* **OBJECTIVE**
Select and copy out every line in the records containing "updated".

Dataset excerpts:
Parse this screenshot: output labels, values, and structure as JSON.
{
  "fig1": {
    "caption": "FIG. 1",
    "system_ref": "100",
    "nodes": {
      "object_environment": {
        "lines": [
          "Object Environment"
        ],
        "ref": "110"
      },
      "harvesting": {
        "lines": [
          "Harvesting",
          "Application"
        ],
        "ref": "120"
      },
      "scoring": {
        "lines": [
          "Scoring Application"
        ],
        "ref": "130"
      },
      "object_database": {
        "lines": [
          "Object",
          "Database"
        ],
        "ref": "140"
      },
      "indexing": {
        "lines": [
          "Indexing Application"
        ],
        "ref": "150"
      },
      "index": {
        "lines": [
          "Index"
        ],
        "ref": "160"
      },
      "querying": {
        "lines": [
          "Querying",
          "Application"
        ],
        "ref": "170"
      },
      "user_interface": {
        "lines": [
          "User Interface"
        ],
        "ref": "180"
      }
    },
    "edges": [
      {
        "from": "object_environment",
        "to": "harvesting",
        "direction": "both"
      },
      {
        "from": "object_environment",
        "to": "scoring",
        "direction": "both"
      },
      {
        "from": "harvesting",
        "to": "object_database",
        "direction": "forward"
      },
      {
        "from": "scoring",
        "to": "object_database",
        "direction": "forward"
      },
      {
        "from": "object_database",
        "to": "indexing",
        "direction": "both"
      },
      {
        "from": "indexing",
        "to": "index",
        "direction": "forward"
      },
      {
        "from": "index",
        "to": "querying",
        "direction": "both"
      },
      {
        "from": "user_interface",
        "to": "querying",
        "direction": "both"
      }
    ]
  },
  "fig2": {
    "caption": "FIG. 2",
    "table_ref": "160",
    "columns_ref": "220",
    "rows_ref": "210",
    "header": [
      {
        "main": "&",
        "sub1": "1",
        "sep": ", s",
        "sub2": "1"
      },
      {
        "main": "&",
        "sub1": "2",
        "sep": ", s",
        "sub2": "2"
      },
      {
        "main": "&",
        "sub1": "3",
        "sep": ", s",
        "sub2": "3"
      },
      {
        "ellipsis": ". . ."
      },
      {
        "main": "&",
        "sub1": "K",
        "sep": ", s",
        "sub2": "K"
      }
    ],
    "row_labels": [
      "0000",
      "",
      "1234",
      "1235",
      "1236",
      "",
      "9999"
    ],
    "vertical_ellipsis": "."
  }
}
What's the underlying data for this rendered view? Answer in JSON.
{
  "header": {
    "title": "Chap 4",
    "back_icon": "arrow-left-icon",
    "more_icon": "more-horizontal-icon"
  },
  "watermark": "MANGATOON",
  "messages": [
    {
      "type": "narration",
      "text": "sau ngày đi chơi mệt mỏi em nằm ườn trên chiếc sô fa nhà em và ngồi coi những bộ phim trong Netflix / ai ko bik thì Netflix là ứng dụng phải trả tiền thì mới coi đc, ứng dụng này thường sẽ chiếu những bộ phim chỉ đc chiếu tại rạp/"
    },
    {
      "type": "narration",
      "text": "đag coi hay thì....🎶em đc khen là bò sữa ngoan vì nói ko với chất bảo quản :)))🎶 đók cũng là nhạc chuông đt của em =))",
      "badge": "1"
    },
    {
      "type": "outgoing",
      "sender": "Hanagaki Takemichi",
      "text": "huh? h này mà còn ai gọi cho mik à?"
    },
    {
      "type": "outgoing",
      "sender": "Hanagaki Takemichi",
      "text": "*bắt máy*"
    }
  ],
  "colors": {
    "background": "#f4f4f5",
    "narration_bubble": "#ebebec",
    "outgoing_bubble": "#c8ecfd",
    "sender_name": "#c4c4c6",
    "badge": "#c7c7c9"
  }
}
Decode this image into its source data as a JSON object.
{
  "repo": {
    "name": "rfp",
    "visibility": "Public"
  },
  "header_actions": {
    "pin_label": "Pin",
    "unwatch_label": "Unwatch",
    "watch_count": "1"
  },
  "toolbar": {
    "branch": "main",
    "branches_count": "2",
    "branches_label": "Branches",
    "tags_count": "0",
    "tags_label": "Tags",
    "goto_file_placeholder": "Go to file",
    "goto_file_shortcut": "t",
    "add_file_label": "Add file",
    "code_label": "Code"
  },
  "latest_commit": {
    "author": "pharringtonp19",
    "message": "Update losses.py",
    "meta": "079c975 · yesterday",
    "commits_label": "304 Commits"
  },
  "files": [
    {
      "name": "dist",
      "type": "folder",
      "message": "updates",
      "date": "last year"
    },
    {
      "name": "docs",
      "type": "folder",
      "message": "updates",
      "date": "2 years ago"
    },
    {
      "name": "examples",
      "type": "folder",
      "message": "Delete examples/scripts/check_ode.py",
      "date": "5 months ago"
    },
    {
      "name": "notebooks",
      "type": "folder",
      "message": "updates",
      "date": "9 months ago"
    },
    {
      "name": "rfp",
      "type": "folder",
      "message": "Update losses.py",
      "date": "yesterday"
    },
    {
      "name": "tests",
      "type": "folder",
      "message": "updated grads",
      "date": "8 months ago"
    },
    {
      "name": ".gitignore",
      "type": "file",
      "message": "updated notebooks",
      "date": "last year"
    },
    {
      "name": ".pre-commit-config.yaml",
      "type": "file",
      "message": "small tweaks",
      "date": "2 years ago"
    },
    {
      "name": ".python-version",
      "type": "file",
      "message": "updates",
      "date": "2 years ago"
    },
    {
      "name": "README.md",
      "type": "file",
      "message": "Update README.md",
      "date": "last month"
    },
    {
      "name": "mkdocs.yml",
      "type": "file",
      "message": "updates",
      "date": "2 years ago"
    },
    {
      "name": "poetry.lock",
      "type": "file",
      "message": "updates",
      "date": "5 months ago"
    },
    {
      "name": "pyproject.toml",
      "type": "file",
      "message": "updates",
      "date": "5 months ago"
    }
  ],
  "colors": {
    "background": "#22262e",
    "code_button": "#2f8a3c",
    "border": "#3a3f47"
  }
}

* **WRITTEN ANSWER**
      "message": "updated grads",
      "message": "updated notebooks",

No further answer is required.